> _Set task_
Would you transcribe the listing that follows, character for character, and omit its images?

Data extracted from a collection
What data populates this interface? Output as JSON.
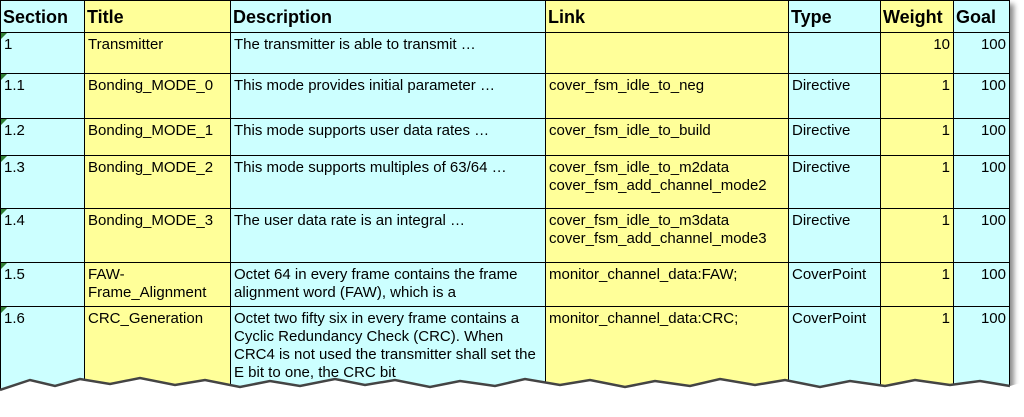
{
  "colors": {
    "cyan": "#ccffff",
    "yellow": "#ffff99",
    "comment_marker": "#2e7d32"
  },
  "headers": {
    "section": "Section",
    "title": "Title",
    "description": "Description",
    "link": "Link",
    "type": "Type",
    "weight": "Weight",
    "goal": "Goal"
  },
  "rows": [
    {
      "section": "1",
      "title": "Transmitter",
      "description": "The transmitter is able to transmit …",
      "link": "",
      "link2": "",
      "type": "",
      "weight": "10",
      "goal": "100"
    },
    {
      "section": "1.1",
      "title": "Bonding_MODE_0",
      "description": "This mode provides initial parameter …",
      "link": "cover_fsm_idle_to_neg",
      "link2": "",
      "type": "Directive",
      "weight": "1",
      "goal": "100"
    },
    {
      "section": "1.2",
      "title": "Bonding_MODE_1",
      "description": "This mode supports user data rates …",
      "link": "cover_fsm_idle_to_build",
      "link2": "",
      "type": "Directive",
      "weight": "1",
      "goal": "100"
    },
    {
      "section": "1.3",
      "title": "Bonding_MODE_2",
      "description": "This mode supports multiples of 63/64 …",
      "link": "cover_fsm_idle_to_m2data",
      "link2": "cover_fsm_add_channel_mode2",
      "type": "Directive",
      "weight": "1",
      "goal": "100"
    },
    {
      "section": "1.4",
      "title": "Bonding_MODE_3",
      "description": "The user data rate is an integral …",
      "link": "cover_fsm_idle_to_m3data",
      "link2": "cover_fsm_add_channel_mode3",
      "type": "Directive",
      "weight": "1",
      "goal": "100"
    },
    {
      "section": "1.5",
      "title": "FAW-Frame_Alignment",
      "description": "Octet 64 in every frame contains the frame alignment word (FAW), which is a",
      "link": "monitor_channel_data:FAW;",
      "link2": "",
      "type": "CoverPoint",
      "weight": "1",
      "goal": "100"
    },
    {
      "section": "1.6",
      "title": "CRC_Generation",
      "description": "Octet two fifty six in every frame contains a Cyclic Redundancy Check (CRC). When CRC4 is not used the transmitter shall set the E bit to one, the CRC bit",
      "link": "monitor_channel_data:CRC;",
      "link2": "",
      "type": "CoverPoint",
      "weight": "1",
      "goal": "100"
    }
  ]
}
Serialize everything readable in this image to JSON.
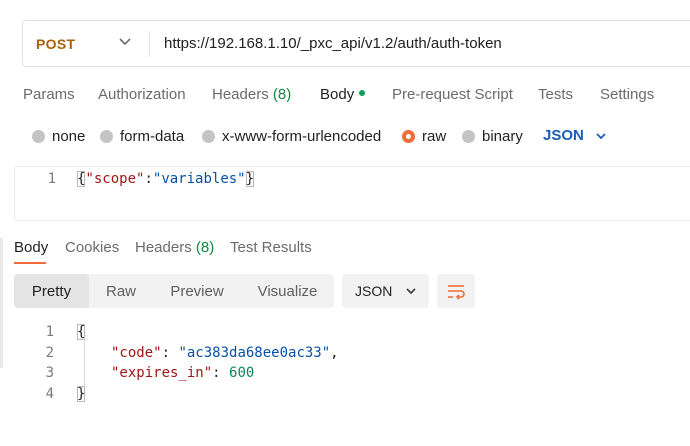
{
  "request": {
    "method": "POST",
    "url": "https://192.168.1.10/_pxc_api/v1.2/auth/auth-token",
    "tabs": {
      "params": "Params",
      "authorization": "Authorization",
      "headers_label": "Headers",
      "headers_count": "(8)",
      "body": "Body",
      "prerequest": "Pre-request Script",
      "tests": "Tests",
      "settings": "Settings"
    },
    "body_types": {
      "none": "none",
      "form_data": "form-data",
      "urlencoded": "x-www-form-urlencoded",
      "raw": "raw",
      "binary": "binary",
      "selected": "raw"
    },
    "language": "JSON",
    "editor": {
      "line_numbers": [
        "1"
      ],
      "open_brace": "{",
      "key": "\"scope\"",
      "colon": ":",
      "value": "\"variables\"",
      "close_brace": "}"
    }
  },
  "response": {
    "tabs": {
      "body": "Body",
      "cookies": "Cookies",
      "headers_label": "Headers",
      "headers_count": "(8)",
      "test_results": "Test Results"
    },
    "views": {
      "pretty": "Pretty",
      "raw": "Raw",
      "preview": "Preview",
      "visualize": "Visualize",
      "selected": "Pretty"
    },
    "format": "JSON",
    "line_numbers": [
      "1",
      "2",
      "3",
      "4"
    ],
    "lines": {
      "open_brace": "{",
      "code_key": "\"code\"",
      "code_value": "\"ac383da68ee0ac33\"",
      "expires_key": "\"expires_in\"",
      "expires_value": "600",
      "close_brace": "}"
    }
  },
  "icons": {
    "method_dropdown": "chevron-down-icon",
    "language_dropdown": "chevron-down-icon",
    "format_dropdown": "chevron-down-icon",
    "wrap": "wrap-lines-icon"
  },
  "colors": {
    "accent": "#ef6c3b",
    "method": "#a8620a",
    "link_blue": "#1a5fb4",
    "count_green": "#0f8a3c",
    "json_key": "#a31515",
    "json_string": "#0451a5",
    "json_number": "#098658"
  }
}
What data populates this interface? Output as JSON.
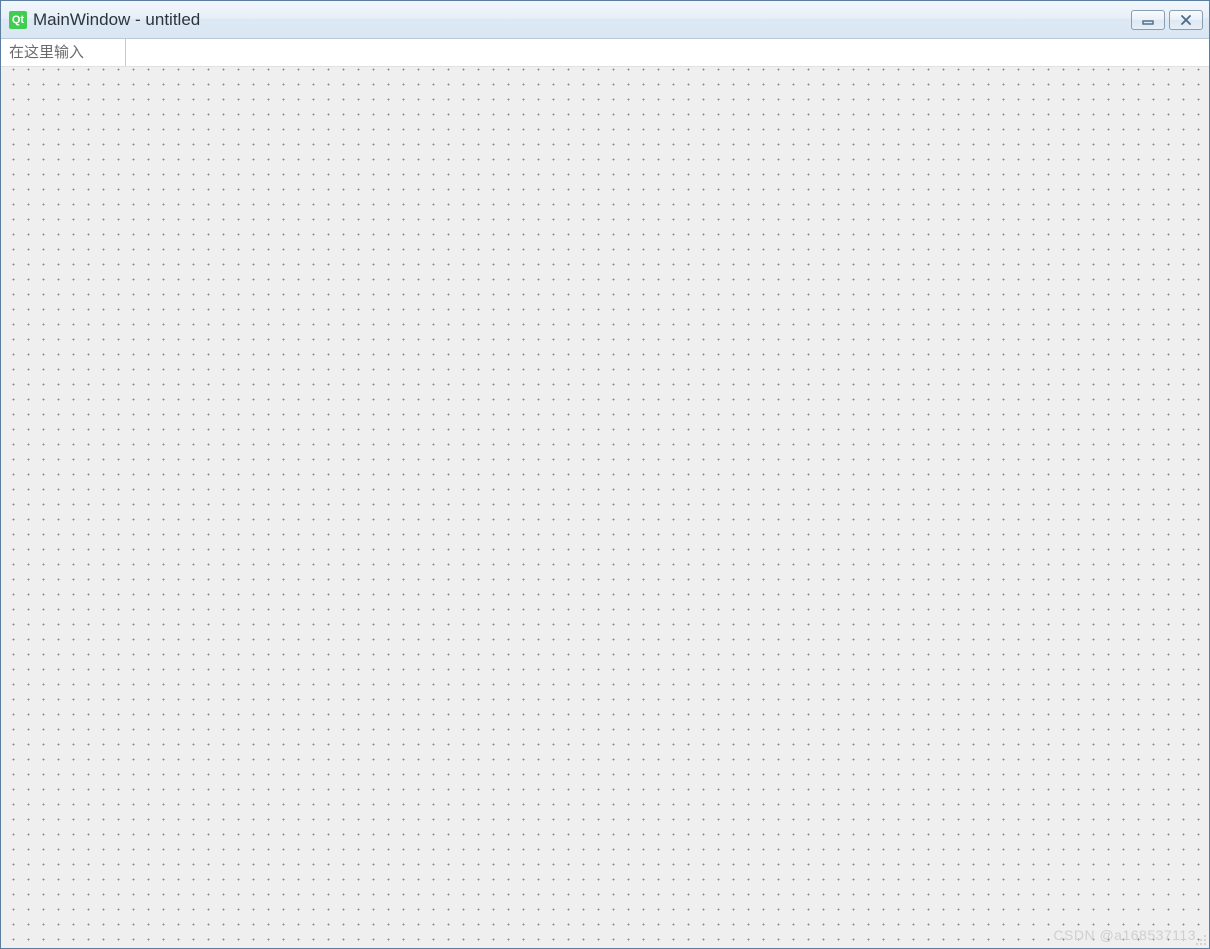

> _In response_
What data populates this interface? Output as JSON.
{
  "colors": {
    "cyan": "#ccffff",
    "yellow": "#ffff99",
    "comment_marker": "#2e7d32"
  },
  "headers": {
    "section": "Section",
    "title": "Title",
    "description": "Description",
    "link": "Link",
    "type": "Type",
    "weight": "Weight",
    "goal": "Goal"
  },
  "rows": [
    {
      "section": "1",
      "title": "Transmitter",
      "description": "The transmitter is able to transmit …",
      "link": "",
      "link2": "",
      "type": "",
      "weight": "10",
      "goal": "100"
    },
    {
      "section": "1.1",
      "title": "Bonding_MODE_0",
      "description": "This mode provides initial parameter …",
      "link": "cover_fsm_idle_to_neg",
      "link2": "",
      "type": "Directive",
      "weight": "1",
      "goal": "100"
    },
    {
      "section": "1.2",
      "title": "Bonding_MODE_1",
      "description": "This mode supports user data rates …",
      "link": "cover_fsm_idle_to_build",
      "link2": "",
      "type": "Directive",
      "weight": "1",
      "goal": "100"
    },
    {
      "section": "1.3",
      "title": "Bonding_MODE_2",
      "description": "This mode supports multiples of 63/64 …",
      "link": "cover_fsm_idle_to_m2data",
      "link2": "cover_fsm_add_channel_mode2",
      "type": "Directive",
      "weight": "1",
      "goal": "100"
    },
    {
      "section": "1.4",
      "title": "Bonding_MODE_3",
      "description": "The user data rate is an integral …",
      "link": "cover_fsm_idle_to_m3data",
      "link2": "cover_fsm_add_channel_mode3",
      "type": "Directive",
      "weight": "1",
      "goal": "100"
    },
    {
      "section": "1.5",
      "title": "FAW-Frame_Alignment",
      "description": "Octet 64 in every frame contains the frame alignment word (FAW), which is a",
      "link": "monitor_channel_data:FAW;",
      "link2": "",
      "type": "CoverPoint",
      "weight": "1",
      "goal": "100"
    },
    {
      "section": "1.6",
      "title": "CRC_Generation",
      "description": "Octet two fifty six in every frame contains a Cyclic Redundancy Check (CRC). When CRC4 is not used the transmitter shall set the E bit to one, the CRC bit",
      "link": "monitor_channel_data:CRC;",
      "link2": "",
      "type": "CoverPoint",
      "weight": "1",
      "goal": "100"
    }
  ]
}
Serialize everything readable in this image to JSON.
{
  "request": {
    "method": "POST",
    "url": "https://192.168.1.10/_pxc_api/v1.2/auth/auth-token",
    "tabs": {
      "params": "Params",
      "authorization": "Authorization",
      "headers_label": "Headers",
      "headers_count": "(8)",
      "body": "Body",
      "prerequest": "Pre-request Script",
      "tests": "Tests",
      "settings": "Settings"
    },
    "body_types": {
      "none": "none",
      "form_data": "form-data",
      "urlencoded": "x-www-form-urlencoded",
      "raw": "raw",
      "binary": "binary",
      "selected": "raw"
    },
    "language": "JSON",
    "editor": {
      "line_numbers": [
        "1"
      ],
      "open_brace": "{",
      "key": "\"scope\"",
      "colon": ":",
      "value": "\"variables\"",
      "close_brace": "}"
    }
  },
  "response": {
    "tabs": {
      "body": "Body",
      "cookies": "Cookies",
      "headers_label": "Headers",
      "headers_count": "(8)",
      "test_results": "Test Results"
    },
    "views": {
      "pretty": "Pretty",
      "raw": "Raw",
      "preview": "Preview",
      "visualize": "Visualize",
      "selected": "Pretty"
    },
    "format": "JSON",
    "line_numbers": [
      "1",
      "2",
      "3",
      "4"
    ],
    "lines": {
      "open_brace": "{",
      "code_key": "\"code\"",
      "code_value": "\"ac383da68ee0ac33\"",
      "expires_key": "\"expires_in\"",
      "expires_value": "600",
      "close_brace": "}"
    }
  },
  "icons": {
    "method_dropdown": "chevron-down-icon",
    "language_dropdown": "chevron-down-icon",
    "format_dropdown": "chevron-down-icon",
    "wrap": "wrap-lines-icon"
  },
  "colors": {
    "accent": "#ef6c3b",
    "method": "#a8620a",
    "link_blue": "#1a5fb4",
    "count_green": "#0f8a3c",
    "json_key": "#a31515",
    "json_string": "#0451a5",
    "json_number": "#098658"
  }
}
What data populates this interface? Output as JSON.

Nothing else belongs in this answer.